* What this task involves *
Locate each line of the material that contains the string "history" with the same capitalization, and copy every such line in full.

=== Supplied data ===

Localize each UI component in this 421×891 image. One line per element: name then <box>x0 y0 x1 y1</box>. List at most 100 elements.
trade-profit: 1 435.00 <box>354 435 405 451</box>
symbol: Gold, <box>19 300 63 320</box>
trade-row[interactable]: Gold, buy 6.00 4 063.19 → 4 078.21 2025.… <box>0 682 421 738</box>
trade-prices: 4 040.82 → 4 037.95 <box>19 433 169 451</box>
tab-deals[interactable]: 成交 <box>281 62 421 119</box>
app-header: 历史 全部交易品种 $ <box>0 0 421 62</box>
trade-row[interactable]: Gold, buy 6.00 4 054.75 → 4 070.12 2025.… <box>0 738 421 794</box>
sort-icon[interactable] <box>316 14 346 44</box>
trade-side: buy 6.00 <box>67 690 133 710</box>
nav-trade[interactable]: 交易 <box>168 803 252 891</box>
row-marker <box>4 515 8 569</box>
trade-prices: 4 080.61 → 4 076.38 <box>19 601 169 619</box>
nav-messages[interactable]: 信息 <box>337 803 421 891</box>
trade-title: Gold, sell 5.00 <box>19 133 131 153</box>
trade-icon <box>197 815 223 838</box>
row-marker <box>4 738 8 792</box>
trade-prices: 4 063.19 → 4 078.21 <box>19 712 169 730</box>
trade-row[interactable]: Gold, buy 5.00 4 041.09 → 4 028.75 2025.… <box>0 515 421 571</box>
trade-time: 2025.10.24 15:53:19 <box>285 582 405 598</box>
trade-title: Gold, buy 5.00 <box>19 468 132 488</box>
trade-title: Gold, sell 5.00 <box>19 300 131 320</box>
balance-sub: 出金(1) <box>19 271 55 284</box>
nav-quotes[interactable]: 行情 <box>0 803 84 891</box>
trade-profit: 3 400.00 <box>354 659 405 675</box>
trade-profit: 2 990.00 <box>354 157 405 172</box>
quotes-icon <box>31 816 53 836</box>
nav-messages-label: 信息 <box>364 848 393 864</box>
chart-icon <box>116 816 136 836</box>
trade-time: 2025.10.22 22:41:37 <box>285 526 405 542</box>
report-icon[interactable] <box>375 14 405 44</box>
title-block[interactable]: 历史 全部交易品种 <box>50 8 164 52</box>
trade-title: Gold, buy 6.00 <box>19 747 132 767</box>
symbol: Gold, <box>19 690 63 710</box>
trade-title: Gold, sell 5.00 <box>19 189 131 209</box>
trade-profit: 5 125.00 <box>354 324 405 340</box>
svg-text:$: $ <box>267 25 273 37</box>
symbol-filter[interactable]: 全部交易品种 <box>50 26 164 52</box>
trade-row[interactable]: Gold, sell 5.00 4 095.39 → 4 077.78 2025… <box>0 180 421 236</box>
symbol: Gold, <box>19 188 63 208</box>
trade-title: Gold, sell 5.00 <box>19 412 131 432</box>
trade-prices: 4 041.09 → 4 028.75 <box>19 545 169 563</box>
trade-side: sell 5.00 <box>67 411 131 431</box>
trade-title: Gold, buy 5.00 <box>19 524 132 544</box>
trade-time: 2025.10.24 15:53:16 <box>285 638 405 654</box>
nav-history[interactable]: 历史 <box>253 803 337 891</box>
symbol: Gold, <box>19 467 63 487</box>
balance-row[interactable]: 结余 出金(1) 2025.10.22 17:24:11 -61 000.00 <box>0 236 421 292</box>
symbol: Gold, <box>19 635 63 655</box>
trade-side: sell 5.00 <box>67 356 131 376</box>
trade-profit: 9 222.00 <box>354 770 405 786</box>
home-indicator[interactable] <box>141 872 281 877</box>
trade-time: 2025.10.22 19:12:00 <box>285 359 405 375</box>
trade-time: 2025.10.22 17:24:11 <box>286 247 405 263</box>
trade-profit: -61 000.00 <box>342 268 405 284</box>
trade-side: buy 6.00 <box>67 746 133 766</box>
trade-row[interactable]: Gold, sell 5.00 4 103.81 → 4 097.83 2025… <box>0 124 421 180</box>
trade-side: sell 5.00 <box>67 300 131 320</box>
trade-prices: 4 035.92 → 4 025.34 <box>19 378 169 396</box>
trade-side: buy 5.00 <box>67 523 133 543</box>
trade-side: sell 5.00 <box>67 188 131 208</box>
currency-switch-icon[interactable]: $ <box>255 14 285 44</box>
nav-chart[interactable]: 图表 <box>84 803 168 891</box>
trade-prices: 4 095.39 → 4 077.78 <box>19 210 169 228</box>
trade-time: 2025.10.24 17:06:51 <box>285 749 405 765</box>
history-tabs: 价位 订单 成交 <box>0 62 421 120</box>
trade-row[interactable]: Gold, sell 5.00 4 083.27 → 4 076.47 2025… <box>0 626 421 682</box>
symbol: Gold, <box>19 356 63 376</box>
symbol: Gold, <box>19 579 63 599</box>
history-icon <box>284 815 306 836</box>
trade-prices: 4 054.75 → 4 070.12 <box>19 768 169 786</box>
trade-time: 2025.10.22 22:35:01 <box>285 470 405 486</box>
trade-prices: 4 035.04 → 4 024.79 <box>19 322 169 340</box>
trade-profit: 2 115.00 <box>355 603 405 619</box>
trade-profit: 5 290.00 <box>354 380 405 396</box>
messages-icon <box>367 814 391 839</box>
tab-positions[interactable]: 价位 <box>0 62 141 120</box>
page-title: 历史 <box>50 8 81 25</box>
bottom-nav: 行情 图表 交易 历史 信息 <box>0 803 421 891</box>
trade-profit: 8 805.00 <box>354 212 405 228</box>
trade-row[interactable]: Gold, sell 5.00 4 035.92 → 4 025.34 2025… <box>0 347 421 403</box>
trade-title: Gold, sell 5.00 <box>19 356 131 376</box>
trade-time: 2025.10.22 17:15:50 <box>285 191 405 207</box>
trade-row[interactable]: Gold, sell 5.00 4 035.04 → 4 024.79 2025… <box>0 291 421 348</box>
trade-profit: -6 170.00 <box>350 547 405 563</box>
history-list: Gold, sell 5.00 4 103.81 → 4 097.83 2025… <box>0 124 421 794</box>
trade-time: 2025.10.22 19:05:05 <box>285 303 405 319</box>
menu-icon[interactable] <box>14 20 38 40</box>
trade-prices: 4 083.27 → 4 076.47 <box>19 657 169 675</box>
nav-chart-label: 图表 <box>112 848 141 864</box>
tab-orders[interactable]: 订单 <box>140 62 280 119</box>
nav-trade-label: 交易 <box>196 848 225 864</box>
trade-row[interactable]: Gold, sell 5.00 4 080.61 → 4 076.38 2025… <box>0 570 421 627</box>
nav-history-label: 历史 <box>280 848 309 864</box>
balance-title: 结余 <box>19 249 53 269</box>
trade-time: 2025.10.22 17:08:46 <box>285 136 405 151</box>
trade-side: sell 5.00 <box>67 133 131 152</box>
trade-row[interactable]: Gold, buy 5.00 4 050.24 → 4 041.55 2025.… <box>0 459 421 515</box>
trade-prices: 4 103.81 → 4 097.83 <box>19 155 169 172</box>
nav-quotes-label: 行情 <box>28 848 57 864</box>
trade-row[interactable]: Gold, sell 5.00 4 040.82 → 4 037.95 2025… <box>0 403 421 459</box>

===

* Response to the exercise *
nav-history[interactable]: 历史 <box>253 803 337 891</box>
history-tabs: 价位 订单 成交 <box>0 62 421 120</box>
history-icon <box>284 815 306 836</box>
history-list: Gold, sell 5.00 4 103.81 → 4 097.83 2025… <box>0 124 421 794</box>
nav-history-label: 历史 <box>280 848 309 864</box>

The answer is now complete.